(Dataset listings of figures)
--------------------------------------------------
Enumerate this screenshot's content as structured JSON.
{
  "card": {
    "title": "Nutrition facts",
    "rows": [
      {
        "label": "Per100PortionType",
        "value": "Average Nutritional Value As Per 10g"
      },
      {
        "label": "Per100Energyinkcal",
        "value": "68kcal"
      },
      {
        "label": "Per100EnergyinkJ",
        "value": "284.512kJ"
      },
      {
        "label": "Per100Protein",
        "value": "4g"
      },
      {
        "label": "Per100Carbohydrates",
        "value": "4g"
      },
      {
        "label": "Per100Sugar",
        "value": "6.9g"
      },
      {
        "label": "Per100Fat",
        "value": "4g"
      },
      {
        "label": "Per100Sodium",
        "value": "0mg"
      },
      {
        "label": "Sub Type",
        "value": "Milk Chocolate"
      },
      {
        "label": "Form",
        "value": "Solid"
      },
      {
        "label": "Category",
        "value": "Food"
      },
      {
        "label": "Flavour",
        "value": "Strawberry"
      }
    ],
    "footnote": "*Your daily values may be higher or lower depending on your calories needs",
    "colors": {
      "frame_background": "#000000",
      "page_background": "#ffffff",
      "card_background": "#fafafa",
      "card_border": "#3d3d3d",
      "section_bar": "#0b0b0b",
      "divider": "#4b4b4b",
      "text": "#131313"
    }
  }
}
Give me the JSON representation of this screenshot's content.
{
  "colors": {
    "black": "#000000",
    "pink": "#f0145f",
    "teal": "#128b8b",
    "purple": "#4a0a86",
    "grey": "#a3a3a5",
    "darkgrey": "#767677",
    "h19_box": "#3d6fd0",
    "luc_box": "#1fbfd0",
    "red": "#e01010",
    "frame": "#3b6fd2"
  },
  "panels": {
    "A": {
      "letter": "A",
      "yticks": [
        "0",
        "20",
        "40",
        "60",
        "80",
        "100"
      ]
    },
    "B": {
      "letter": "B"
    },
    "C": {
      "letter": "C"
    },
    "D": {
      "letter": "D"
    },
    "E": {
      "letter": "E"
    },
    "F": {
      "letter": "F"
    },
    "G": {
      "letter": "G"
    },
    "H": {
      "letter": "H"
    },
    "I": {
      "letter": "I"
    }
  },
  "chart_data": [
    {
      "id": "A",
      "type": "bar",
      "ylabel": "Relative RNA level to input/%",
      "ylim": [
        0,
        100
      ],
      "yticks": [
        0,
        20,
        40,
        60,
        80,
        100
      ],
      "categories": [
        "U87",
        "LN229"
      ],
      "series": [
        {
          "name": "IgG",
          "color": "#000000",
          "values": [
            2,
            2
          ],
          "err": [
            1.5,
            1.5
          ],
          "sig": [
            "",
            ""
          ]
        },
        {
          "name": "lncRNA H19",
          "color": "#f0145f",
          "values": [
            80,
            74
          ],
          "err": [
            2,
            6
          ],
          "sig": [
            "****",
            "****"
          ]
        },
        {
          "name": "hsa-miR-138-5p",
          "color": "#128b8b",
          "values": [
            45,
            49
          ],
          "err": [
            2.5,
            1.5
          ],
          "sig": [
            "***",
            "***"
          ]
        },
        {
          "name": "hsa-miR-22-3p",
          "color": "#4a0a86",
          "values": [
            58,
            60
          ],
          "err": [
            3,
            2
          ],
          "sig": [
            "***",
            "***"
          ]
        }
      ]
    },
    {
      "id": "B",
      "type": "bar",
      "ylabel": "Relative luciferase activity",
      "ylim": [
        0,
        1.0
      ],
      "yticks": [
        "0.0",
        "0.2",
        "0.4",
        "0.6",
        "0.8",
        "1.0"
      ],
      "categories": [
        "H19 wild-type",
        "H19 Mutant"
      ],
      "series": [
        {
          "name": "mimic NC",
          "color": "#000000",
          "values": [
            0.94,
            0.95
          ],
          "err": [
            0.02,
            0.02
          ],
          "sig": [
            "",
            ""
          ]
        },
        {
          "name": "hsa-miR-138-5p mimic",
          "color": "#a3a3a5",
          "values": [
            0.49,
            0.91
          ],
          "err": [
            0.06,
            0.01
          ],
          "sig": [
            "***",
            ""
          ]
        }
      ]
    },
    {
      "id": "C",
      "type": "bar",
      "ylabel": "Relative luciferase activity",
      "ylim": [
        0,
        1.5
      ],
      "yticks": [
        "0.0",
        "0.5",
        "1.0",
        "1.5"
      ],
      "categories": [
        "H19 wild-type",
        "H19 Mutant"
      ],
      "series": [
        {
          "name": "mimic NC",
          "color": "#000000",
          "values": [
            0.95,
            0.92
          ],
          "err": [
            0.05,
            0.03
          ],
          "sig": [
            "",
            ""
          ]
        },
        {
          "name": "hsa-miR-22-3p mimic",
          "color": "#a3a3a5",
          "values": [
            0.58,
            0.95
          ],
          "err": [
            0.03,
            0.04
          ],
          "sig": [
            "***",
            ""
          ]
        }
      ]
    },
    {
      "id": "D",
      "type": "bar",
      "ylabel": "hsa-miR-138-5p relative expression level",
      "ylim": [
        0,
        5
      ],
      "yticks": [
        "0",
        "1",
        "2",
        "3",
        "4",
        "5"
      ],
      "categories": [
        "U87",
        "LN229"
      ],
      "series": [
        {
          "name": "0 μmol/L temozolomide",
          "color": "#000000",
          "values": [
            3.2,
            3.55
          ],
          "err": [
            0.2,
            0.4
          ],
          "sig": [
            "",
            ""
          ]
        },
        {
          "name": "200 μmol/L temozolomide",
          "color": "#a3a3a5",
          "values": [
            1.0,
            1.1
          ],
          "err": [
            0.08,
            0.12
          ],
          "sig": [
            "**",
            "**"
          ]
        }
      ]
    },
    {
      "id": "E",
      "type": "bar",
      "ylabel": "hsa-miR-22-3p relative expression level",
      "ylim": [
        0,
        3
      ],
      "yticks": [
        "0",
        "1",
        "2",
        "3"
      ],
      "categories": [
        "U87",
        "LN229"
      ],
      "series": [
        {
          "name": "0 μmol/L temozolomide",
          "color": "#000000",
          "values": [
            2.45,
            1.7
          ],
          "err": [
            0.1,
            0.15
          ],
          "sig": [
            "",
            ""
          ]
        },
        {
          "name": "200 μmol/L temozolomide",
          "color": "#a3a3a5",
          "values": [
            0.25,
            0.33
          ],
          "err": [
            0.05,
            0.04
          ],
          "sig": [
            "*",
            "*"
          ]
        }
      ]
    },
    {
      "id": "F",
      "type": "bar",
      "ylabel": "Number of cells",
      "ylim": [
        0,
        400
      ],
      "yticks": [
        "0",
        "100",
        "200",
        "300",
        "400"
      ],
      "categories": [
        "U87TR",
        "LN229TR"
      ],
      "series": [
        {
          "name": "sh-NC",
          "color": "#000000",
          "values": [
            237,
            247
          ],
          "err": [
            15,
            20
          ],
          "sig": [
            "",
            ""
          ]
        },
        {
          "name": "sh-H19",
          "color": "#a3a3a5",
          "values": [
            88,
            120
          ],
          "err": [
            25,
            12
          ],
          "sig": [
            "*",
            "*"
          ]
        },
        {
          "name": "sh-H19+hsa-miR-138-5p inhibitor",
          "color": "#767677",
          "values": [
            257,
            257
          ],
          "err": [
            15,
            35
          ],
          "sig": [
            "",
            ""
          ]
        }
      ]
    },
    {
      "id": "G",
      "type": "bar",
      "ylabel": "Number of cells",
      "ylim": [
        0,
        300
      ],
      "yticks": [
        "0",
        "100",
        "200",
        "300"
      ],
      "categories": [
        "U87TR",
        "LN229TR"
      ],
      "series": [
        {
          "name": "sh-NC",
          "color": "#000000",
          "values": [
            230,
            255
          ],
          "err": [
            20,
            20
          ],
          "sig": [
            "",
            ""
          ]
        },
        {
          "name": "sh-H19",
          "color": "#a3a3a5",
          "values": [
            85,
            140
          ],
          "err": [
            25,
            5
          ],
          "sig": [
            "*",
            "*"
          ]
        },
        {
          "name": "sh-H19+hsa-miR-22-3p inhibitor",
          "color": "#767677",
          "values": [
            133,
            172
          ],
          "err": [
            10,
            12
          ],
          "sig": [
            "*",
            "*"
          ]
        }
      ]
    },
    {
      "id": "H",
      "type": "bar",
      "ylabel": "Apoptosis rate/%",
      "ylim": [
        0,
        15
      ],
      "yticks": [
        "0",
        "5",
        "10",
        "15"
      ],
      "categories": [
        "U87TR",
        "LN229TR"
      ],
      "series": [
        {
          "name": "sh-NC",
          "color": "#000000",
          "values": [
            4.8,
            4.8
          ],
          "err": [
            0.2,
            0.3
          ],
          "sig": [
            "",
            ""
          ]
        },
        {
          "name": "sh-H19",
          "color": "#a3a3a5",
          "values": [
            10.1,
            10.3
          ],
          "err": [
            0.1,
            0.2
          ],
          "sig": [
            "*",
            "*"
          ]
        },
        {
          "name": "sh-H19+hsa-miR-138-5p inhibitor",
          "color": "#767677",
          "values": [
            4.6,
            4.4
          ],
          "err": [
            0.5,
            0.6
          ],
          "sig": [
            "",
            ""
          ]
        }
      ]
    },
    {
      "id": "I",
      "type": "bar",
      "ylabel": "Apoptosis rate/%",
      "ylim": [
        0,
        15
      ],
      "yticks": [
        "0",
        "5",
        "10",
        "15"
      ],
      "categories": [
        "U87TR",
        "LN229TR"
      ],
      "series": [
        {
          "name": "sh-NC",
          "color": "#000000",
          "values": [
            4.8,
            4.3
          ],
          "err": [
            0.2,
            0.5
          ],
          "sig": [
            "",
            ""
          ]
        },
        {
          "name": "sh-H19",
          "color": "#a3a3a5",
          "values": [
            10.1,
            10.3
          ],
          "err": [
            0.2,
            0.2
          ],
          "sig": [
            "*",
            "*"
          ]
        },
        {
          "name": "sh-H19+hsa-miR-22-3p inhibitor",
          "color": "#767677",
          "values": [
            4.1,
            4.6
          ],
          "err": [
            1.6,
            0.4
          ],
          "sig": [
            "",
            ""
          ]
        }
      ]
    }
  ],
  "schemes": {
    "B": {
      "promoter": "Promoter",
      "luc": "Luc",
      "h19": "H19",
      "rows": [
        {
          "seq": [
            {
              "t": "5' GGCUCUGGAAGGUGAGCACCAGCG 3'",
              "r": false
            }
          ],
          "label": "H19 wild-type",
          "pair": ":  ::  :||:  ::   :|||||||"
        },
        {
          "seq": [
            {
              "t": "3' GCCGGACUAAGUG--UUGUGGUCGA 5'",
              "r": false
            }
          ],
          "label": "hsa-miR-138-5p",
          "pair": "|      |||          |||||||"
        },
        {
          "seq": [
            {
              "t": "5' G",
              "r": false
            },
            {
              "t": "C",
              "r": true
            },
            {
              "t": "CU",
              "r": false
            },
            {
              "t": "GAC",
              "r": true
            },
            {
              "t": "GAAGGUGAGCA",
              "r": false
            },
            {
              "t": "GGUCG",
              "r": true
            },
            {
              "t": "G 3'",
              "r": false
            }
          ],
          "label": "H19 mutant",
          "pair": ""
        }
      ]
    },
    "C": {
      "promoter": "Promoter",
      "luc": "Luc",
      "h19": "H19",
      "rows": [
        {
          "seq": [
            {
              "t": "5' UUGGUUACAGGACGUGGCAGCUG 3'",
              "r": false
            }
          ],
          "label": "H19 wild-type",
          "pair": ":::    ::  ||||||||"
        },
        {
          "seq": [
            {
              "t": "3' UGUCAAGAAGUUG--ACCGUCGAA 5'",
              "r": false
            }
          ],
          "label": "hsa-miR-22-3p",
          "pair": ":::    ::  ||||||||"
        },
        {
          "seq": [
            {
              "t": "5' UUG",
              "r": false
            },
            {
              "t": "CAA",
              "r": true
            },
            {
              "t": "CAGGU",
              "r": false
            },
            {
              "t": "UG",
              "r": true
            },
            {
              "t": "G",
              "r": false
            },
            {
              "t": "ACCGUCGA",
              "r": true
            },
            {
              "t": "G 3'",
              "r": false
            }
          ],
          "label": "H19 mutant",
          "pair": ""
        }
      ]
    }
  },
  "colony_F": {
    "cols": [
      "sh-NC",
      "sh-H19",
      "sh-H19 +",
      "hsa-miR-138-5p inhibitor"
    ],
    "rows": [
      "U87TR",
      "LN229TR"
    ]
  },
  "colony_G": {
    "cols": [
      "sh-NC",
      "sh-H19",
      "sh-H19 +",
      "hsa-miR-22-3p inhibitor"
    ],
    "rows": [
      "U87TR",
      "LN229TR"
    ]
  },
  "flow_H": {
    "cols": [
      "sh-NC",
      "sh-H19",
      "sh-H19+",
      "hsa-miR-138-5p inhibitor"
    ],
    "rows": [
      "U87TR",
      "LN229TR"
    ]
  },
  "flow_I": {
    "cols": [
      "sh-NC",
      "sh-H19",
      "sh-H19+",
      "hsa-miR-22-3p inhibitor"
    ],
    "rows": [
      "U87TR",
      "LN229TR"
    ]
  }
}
--------------------------------------------------
### Task item
Your answer should be a single number: the count of lines in these records that hold the string "level".

### Solution to this problem
3